- TASK STATEMENT:
Show only lines that include "avatar".

- ENTRIES SUPPLIED:

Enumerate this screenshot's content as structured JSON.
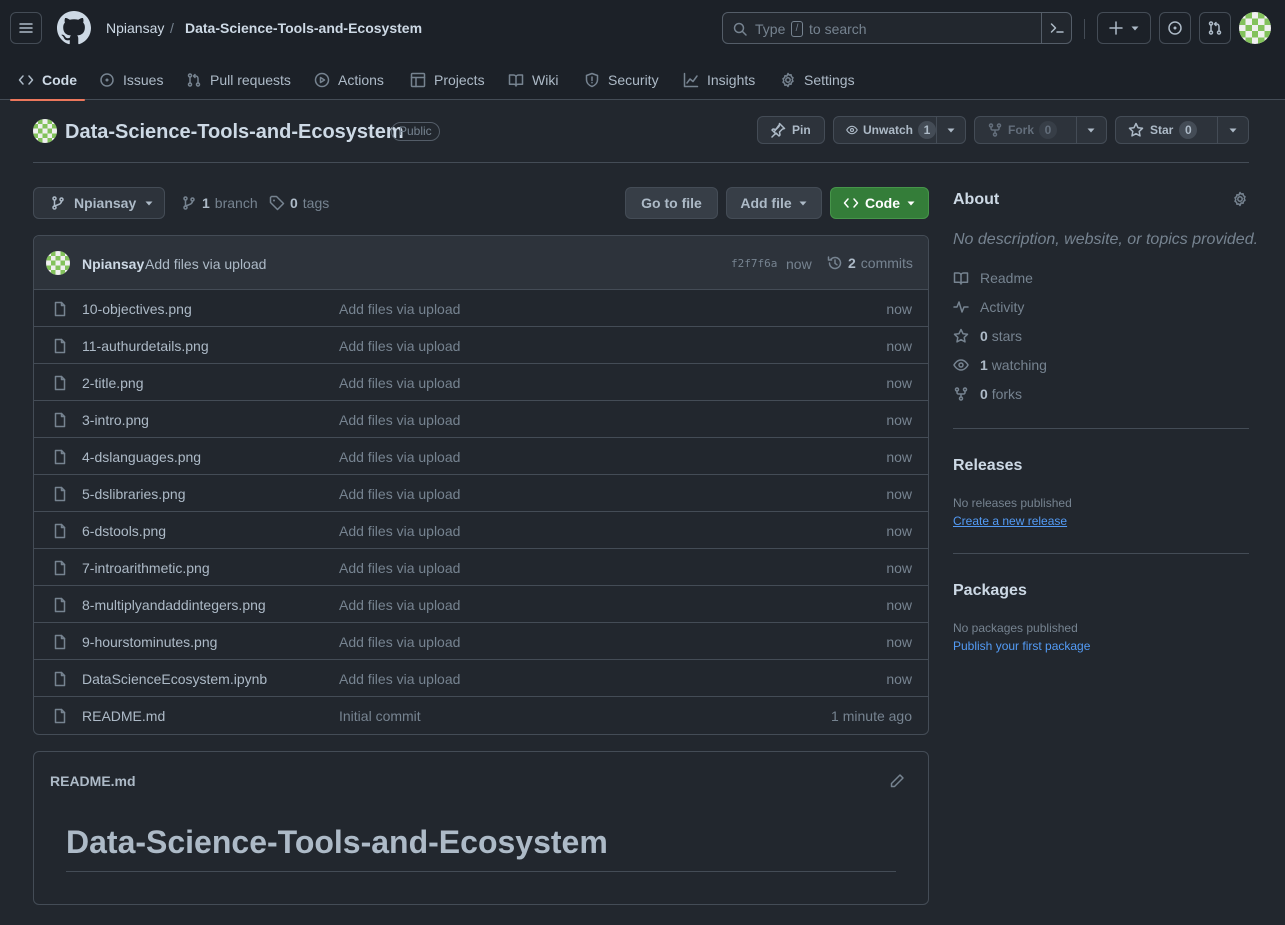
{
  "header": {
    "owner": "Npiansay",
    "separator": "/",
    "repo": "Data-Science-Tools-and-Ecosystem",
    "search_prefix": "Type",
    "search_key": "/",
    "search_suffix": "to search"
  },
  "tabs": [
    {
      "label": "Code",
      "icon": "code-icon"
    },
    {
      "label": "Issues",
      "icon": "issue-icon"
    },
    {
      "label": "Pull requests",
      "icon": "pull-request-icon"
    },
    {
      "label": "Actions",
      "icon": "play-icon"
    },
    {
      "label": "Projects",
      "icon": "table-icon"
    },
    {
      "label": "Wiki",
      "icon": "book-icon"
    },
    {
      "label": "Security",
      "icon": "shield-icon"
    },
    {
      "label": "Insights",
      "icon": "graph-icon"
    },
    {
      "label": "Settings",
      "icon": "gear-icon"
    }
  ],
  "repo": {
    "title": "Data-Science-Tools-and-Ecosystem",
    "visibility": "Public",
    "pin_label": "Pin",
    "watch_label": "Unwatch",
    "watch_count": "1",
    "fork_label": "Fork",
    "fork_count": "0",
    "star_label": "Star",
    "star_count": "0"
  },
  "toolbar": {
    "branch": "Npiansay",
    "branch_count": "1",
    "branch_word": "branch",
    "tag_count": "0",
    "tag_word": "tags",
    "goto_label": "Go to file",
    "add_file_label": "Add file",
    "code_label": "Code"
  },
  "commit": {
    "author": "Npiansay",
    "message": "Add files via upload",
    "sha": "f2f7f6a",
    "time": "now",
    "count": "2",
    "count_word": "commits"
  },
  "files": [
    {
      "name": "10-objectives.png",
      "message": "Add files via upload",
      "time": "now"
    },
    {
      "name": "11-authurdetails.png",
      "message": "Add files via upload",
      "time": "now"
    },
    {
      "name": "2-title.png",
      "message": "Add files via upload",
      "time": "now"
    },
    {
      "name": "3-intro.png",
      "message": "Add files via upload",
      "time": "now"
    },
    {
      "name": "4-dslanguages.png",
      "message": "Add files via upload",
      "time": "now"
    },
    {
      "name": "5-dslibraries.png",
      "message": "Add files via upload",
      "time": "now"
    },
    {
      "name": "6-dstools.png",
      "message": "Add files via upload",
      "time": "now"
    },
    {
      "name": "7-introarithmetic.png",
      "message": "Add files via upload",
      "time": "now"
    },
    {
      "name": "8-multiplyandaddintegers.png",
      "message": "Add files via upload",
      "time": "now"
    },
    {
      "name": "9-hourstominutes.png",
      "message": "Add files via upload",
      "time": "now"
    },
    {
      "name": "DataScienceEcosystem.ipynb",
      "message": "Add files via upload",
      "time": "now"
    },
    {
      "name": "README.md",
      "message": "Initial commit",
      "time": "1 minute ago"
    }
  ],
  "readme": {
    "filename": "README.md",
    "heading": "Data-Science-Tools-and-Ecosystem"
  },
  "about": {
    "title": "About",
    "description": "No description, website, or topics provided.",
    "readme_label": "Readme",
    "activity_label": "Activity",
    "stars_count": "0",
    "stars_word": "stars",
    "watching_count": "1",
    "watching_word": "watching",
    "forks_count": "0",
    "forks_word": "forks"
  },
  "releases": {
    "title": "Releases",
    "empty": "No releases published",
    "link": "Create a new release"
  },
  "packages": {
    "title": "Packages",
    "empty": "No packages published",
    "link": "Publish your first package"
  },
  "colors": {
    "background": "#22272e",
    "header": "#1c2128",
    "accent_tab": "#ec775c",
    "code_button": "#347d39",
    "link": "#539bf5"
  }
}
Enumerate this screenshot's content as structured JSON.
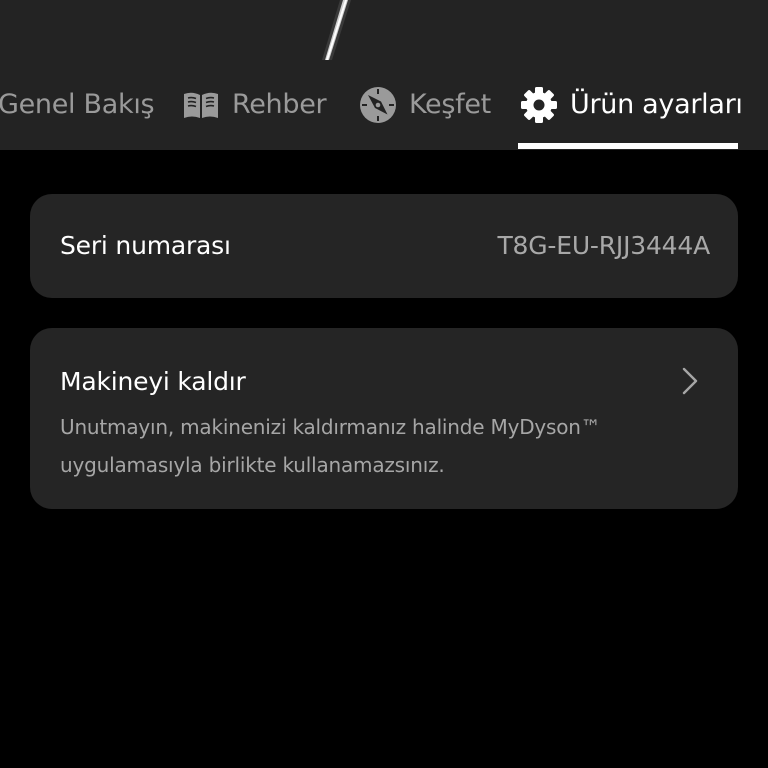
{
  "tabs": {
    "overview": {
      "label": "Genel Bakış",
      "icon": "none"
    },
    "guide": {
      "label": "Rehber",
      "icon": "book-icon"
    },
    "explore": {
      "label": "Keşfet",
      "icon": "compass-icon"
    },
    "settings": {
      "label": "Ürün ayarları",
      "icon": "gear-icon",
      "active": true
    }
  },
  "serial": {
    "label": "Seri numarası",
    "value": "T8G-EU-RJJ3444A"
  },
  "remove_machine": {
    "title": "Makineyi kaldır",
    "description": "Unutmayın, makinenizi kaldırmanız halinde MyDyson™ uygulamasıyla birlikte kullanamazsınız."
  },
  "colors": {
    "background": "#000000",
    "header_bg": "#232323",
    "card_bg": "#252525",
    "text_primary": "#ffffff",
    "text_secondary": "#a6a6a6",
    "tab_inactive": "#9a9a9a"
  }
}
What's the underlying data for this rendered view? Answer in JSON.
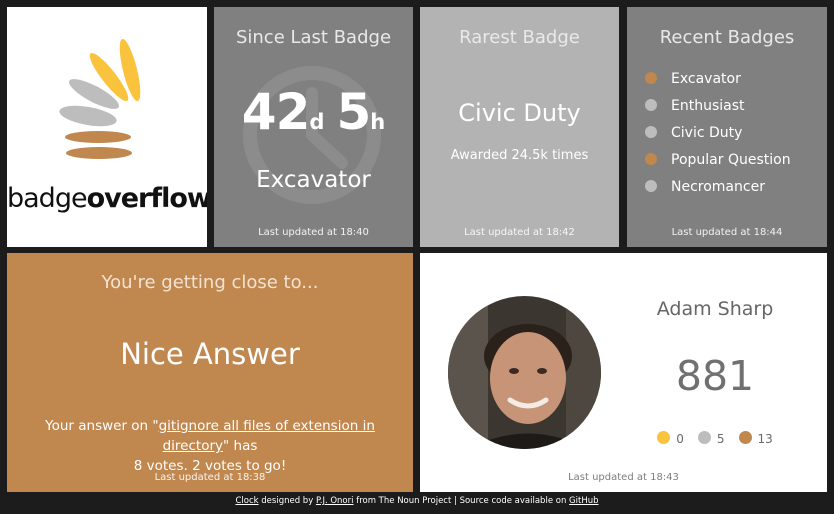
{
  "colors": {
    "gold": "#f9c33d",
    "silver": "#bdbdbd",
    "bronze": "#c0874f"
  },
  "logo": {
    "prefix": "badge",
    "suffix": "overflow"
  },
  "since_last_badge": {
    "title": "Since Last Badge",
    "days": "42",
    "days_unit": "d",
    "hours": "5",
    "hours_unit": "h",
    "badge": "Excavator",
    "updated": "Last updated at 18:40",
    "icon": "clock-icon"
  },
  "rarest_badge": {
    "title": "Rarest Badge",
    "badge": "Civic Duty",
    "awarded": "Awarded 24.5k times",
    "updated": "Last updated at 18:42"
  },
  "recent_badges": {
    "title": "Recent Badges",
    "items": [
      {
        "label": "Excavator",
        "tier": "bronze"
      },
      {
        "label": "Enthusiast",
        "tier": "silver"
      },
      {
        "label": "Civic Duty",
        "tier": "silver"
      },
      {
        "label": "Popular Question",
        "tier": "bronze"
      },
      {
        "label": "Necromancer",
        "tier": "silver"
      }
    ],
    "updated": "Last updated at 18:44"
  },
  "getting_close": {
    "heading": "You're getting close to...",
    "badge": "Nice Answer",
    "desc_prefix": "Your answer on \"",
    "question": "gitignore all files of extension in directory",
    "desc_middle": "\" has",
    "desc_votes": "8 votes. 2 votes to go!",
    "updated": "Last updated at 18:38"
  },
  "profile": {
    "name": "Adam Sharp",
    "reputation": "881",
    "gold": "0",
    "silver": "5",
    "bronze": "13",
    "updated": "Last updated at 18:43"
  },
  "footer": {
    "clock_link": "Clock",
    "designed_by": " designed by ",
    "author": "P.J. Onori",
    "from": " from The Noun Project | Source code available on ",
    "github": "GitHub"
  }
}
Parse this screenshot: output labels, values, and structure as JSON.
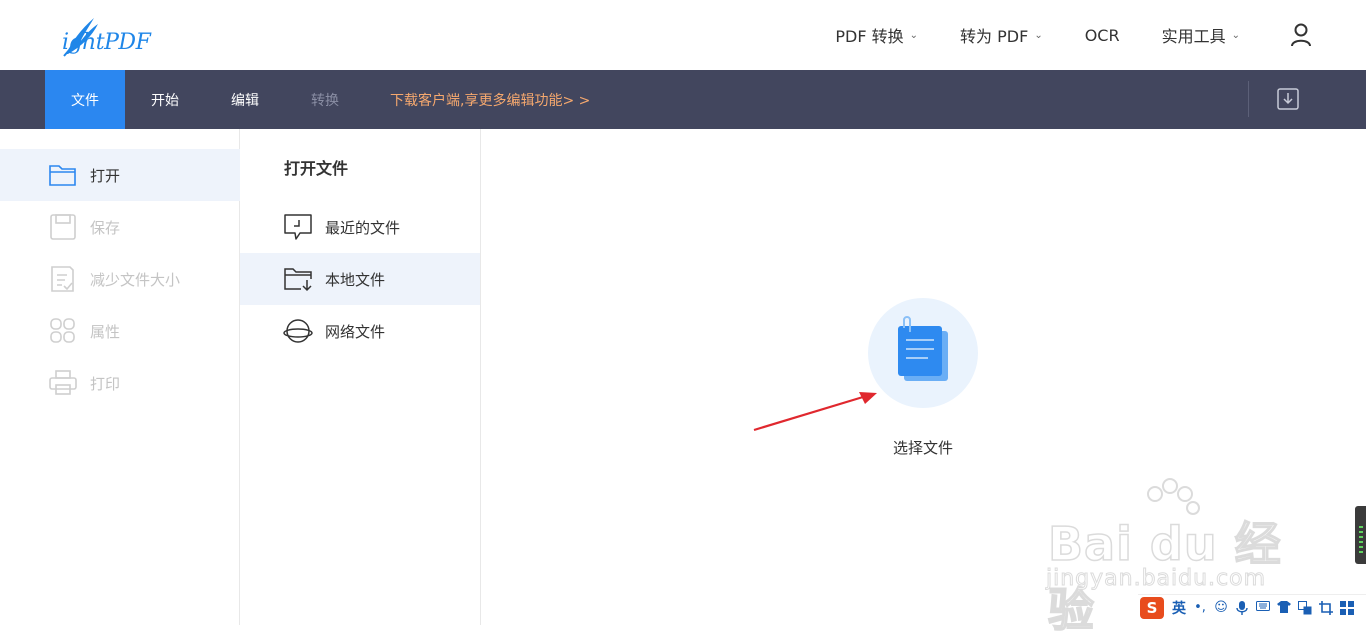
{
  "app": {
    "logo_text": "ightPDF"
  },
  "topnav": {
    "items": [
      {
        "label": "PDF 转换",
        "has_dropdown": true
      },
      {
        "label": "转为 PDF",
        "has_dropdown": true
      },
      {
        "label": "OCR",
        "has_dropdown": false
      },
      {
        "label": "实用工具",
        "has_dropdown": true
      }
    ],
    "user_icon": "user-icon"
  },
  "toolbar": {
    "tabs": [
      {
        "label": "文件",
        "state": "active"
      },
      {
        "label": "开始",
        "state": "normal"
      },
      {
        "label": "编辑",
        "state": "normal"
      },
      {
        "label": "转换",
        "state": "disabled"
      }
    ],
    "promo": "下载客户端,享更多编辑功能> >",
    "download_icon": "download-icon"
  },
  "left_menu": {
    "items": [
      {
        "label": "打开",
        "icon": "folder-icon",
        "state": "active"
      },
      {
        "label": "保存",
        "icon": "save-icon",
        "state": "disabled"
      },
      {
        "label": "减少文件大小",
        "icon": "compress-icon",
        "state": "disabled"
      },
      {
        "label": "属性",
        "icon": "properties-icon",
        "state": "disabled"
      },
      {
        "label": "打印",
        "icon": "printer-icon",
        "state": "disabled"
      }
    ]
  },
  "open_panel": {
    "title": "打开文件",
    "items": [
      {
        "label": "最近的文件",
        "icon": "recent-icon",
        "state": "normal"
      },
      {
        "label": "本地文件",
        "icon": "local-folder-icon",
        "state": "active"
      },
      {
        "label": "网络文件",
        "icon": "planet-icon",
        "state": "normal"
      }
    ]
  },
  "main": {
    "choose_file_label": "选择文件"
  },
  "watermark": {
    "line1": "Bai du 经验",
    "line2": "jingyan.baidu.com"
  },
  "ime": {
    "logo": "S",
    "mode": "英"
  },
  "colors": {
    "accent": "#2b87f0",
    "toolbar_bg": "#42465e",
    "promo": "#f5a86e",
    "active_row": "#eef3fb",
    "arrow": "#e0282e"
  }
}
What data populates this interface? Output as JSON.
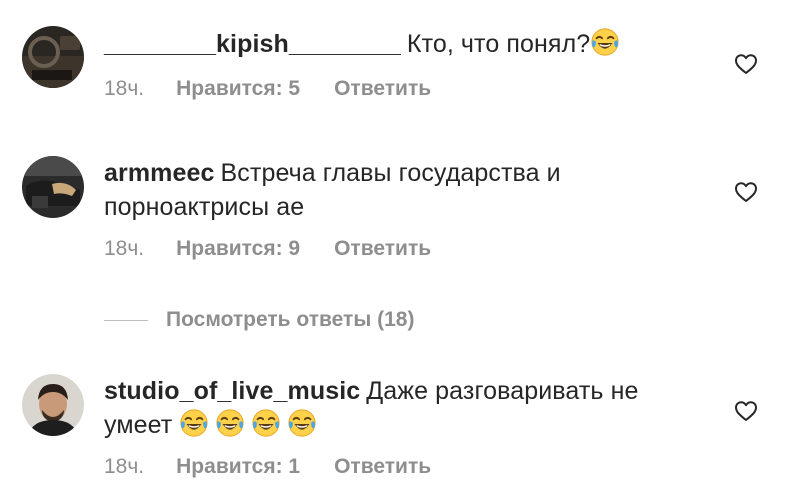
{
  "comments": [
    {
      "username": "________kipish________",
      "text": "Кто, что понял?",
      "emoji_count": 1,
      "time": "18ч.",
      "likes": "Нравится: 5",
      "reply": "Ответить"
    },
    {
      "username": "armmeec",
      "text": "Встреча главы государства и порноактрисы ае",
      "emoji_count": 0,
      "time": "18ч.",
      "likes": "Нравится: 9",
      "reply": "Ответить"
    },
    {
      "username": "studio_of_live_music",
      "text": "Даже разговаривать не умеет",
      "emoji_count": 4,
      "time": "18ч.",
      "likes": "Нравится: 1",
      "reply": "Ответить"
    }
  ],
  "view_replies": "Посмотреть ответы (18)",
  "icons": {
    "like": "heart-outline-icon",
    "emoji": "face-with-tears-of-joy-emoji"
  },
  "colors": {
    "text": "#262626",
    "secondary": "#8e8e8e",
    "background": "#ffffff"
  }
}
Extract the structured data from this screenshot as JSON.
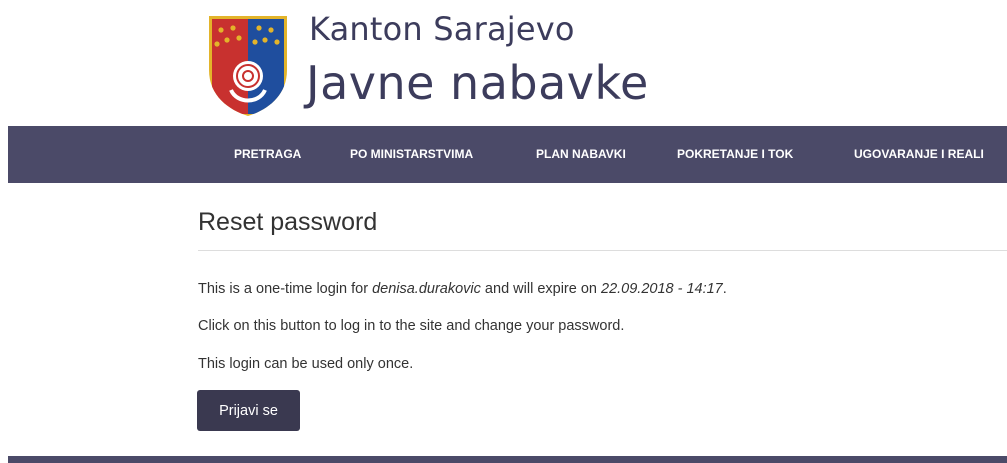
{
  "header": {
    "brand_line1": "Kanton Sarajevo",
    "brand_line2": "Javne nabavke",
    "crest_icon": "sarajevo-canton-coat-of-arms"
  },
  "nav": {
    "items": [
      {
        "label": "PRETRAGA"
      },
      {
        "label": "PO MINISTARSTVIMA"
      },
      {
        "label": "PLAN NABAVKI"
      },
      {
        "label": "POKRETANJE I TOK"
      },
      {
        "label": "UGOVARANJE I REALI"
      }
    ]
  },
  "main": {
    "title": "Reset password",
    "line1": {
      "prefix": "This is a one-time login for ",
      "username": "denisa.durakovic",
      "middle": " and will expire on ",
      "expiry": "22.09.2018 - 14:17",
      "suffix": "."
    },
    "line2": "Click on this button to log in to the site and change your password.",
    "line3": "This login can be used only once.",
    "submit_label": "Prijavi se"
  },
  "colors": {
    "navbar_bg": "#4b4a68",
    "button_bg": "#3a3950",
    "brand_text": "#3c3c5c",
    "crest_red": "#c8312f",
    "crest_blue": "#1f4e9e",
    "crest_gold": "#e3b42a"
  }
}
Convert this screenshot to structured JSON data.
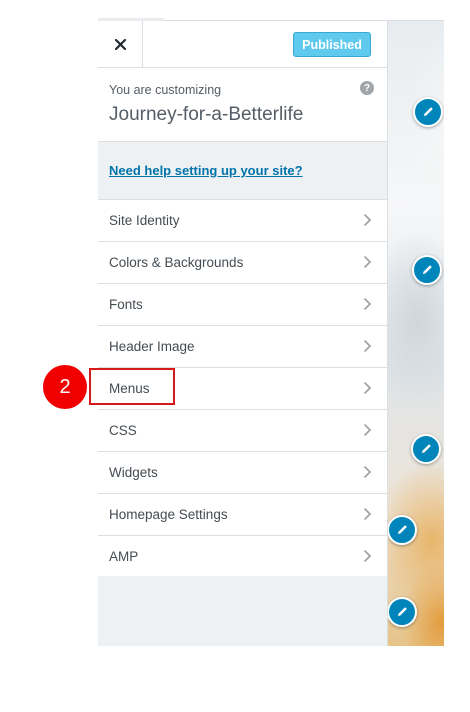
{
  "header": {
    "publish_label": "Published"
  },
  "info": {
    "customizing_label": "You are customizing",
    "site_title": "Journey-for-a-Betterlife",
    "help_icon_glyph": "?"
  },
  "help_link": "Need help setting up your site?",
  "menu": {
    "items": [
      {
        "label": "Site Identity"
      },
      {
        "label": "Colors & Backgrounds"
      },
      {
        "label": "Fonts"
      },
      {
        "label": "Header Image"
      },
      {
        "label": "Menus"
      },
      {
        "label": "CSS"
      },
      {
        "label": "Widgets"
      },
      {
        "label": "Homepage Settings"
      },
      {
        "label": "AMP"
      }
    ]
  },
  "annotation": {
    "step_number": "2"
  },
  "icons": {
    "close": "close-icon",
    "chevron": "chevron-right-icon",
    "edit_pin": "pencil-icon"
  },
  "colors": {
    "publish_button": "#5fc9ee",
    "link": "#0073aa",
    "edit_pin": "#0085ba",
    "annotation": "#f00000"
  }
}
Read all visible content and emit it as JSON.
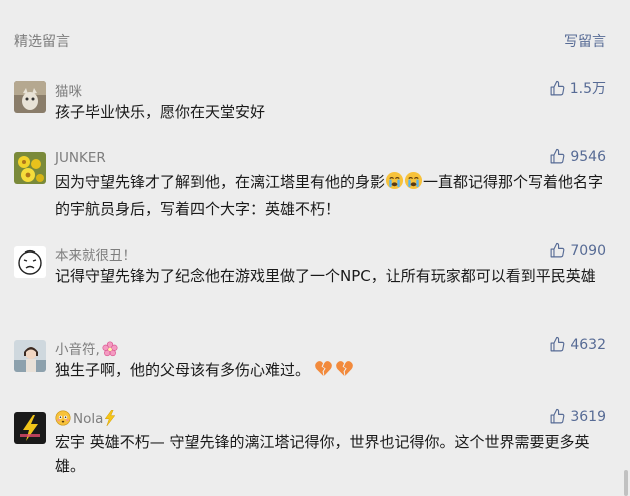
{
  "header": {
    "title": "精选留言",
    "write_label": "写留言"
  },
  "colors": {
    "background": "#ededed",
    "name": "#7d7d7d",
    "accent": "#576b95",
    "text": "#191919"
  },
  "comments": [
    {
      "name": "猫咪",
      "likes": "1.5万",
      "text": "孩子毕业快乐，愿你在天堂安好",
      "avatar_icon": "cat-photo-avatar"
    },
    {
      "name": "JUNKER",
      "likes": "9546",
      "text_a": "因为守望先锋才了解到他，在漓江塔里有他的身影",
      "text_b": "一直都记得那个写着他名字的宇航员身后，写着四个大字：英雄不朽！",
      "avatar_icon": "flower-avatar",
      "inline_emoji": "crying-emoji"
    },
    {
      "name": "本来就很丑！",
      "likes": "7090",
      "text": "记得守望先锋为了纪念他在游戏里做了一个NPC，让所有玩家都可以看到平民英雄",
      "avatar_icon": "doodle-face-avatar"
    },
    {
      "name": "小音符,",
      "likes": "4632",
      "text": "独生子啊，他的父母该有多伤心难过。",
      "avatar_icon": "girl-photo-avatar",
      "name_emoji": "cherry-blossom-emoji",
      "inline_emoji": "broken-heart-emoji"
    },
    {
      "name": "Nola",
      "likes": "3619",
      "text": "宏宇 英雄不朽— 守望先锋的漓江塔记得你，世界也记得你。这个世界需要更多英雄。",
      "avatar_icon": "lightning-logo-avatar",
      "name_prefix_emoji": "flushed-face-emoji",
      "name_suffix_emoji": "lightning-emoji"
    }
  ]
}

- RESULT OF THIS TASK:
      "avatar_icon": "cat-photo-avatar"
      "avatar_icon": "flower-avatar",
      "avatar_icon": "doodle-face-avatar"
      "avatar_icon": "girl-photo-avatar",
      "avatar_icon": "lightning-logo-avatar",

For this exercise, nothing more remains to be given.